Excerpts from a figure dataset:
——————

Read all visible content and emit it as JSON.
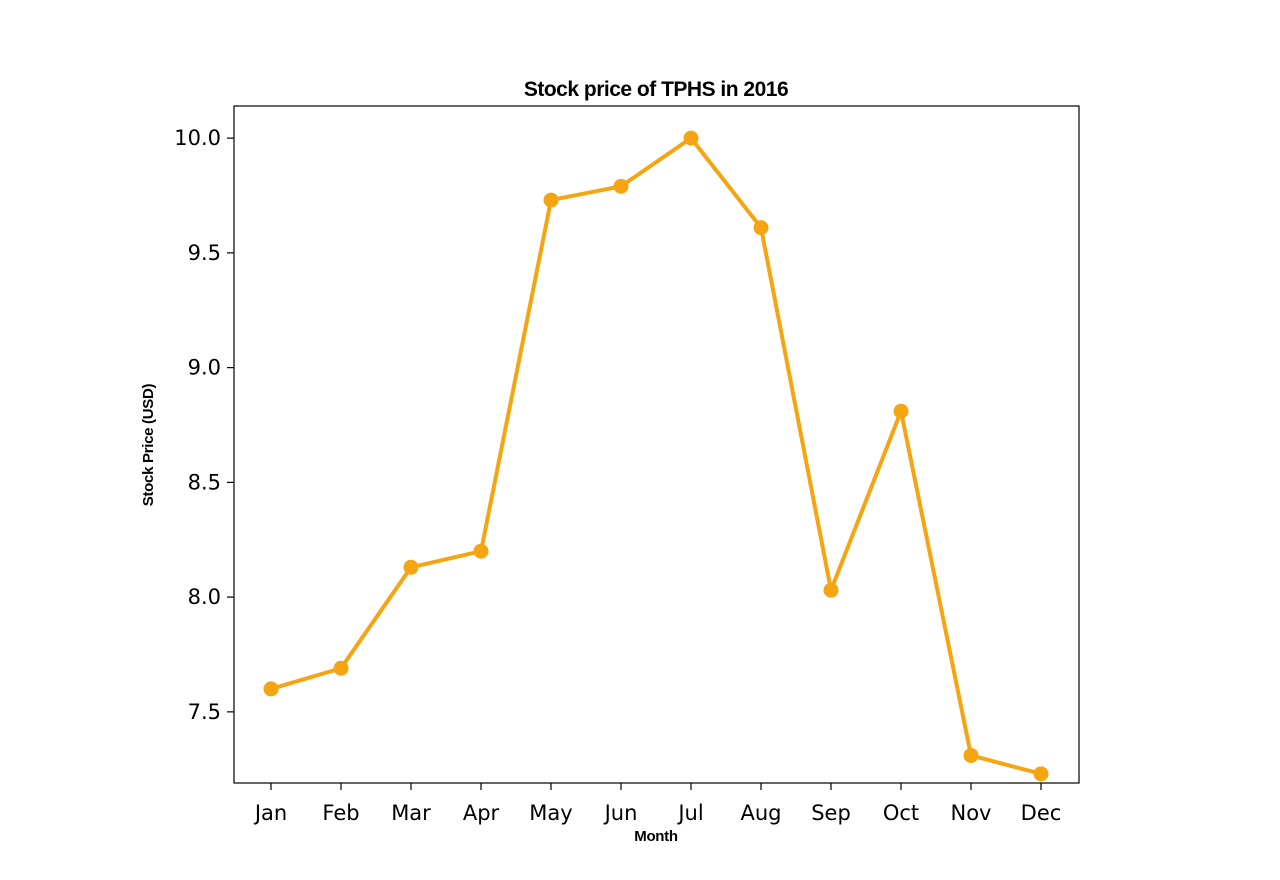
{
  "chart_data": {
    "type": "line",
    "title": "Stock price of TPHS in 2016",
    "xlabel": "Month",
    "ylabel": "Stock Price (USD)",
    "categories": [
      "Jan",
      "Feb",
      "Mar",
      "Apr",
      "May",
      "Jun",
      "Jul",
      "Aug",
      "Sep",
      "Oct",
      "Nov",
      "Dec"
    ],
    "series": [
      {
        "values": [
          7.6,
          7.69,
          8.13,
          8.2,
          9.73,
          9.79,
          10.0,
          9.61,
          8.03,
          8.81,
          7.31,
          7.23
        ]
      }
    ],
    "ylim": [
      7.19,
      10.14
    ],
    "yticks": [
      "7.5",
      "8.0",
      "8.5",
      "9.0",
      "9.5",
      "10.0"
    ],
    "line_color": "#F5A511",
    "grid": false,
    "legend": "none"
  }
}
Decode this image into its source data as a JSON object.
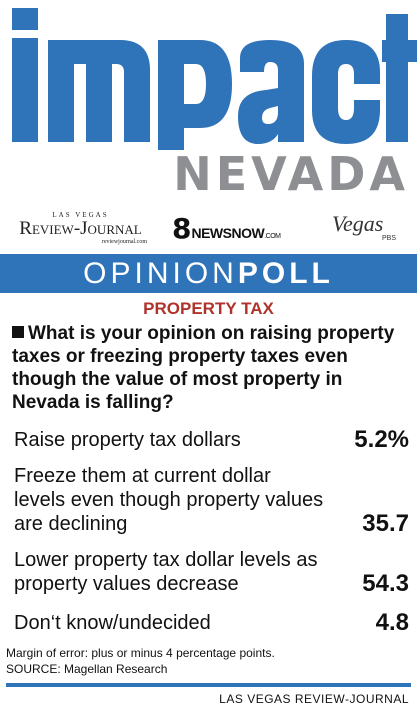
{
  "masthead": {
    "logo_word": "impact",
    "logo_sub": "NEVADA",
    "sponsors": {
      "rj_small": "LAS VEGAS",
      "rj_big": "Review-Journal",
      "rj_url": "reviewjournal.com",
      "news_number": "8",
      "news_name": "NEWSNOW",
      "news_suffix": ".COM",
      "vegas_name": "Vegas",
      "vegas_pbs": "PBS"
    }
  },
  "banner": {
    "part1": "OPINION",
    "part2": "POLL"
  },
  "accent_colors": {
    "blue": "#2f73b9",
    "red": "#b0332b",
    "gray": "#8d8f92"
  },
  "chart_data": {
    "type": "table",
    "title": "PROPERTY TAX",
    "question": "What is your opinion on raising property taxes or freezing property taxes even though the value of most property in Nevada is falling?",
    "rows": [
      {
        "label": "Raise property tax dollars",
        "value": 5.2,
        "display": "5.2%"
      },
      {
        "label": "Freeze them at current dollar levels even though property values are declining",
        "value": 35.7,
        "display": "35.7"
      },
      {
        "label": "Lower property tax dollar levels as property values decrease",
        "value": 54.3,
        "display": "54.3"
      },
      {
        "label": "Don‘t know/undecided",
        "value": 4.8,
        "display": "4.8"
      }
    ],
    "unit": "percent"
  },
  "notes": {
    "margin": "Margin of error: plus or minus 4 percentage points.",
    "source": "SOURCE: Magellan Research"
  },
  "credit": "LAS VEGAS REVIEW-JOURNAL"
}
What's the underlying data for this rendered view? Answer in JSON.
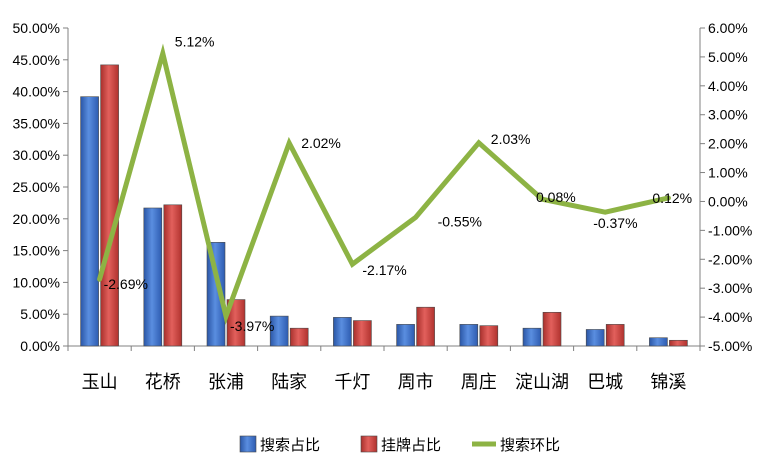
{
  "chart_data": {
    "type": "bar",
    "categories": [
      "玉山",
      "花桥",
      "张浦",
      "陆家",
      "千灯",
      "周市",
      "周庄",
      "淀山湖",
      "巴城",
      "锦溪"
    ],
    "series": [
      {
        "name": "搜索占比",
        "type": "bar",
        "axis": "left",
        "color": "#3f6fc4",
        "values": [
          39.2,
          21.7,
          16.3,
          4.7,
          4.5,
          3.4,
          3.4,
          2.8,
          2.6,
          1.3
        ]
      },
      {
        "name": "挂牌占比",
        "type": "bar",
        "axis": "left",
        "color": "#c9403d",
        "values": [
          44.2,
          22.2,
          7.3,
          2.8,
          4.0,
          6.1,
          3.2,
          5.3,
          3.4,
          0.9
        ]
      },
      {
        "name": "搜索环比",
        "type": "line",
        "axis": "right",
        "color": "#8db344",
        "values": [
          -2.69,
          5.12,
          -3.97,
          2.02,
          -2.17,
          -0.55,
          2.03,
          0.08,
          -0.37,
          0.12
        ],
        "data_labels": [
          "-2.69%",
          "5.12%",
          "-3.97%",
          "2.02%",
          "-2.17%",
          "-0.55%",
          "2.03%",
          "0.08%",
          "-0.37%",
          "0.12%"
        ]
      }
    ],
    "y_left": {
      "ylim": [
        0,
        50
      ],
      "ticks": [
        0,
        5,
        10,
        15,
        20,
        25,
        30,
        35,
        40,
        45,
        50
      ],
      "tick_labels": [
        "0.00%",
        "5.00%",
        "10.00%",
        "15.00%",
        "20.00%",
        "25.00%",
        "30.00%",
        "35.00%",
        "40.00%",
        "45.00%",
        "50.00%"
      ]
    },
    "y_right": {
      "ylim": [
        -5,
        6
      ],
      "ticks": [
        -5,
        -4,
        -3,
        -2,
        -1,
        0,
        1,
        2,
        3,
        4,
        5,
        6
      ],
      "tick_labels": [
        "-5.00%",
        "-4.00%",
        "-3.00%",
        "-2.00%",
        "-1.00%",
        "0.00%",
        "1.00%",
        "2.00%",
        "3.00%",
        "4.00%",
        "5.00%",
        "6.00%"
      ]
    },
    "legend": "bottom",
    "grid": false,
    "title": "",
    "xlabel": "",
    "ylabel": ""
  }
}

——————

The request:
Find each line holding "this". Copy it out.

The output:
Decode this image into its source data as a JSON object.
What's the underlying data for this rendered view? Answer in JSON.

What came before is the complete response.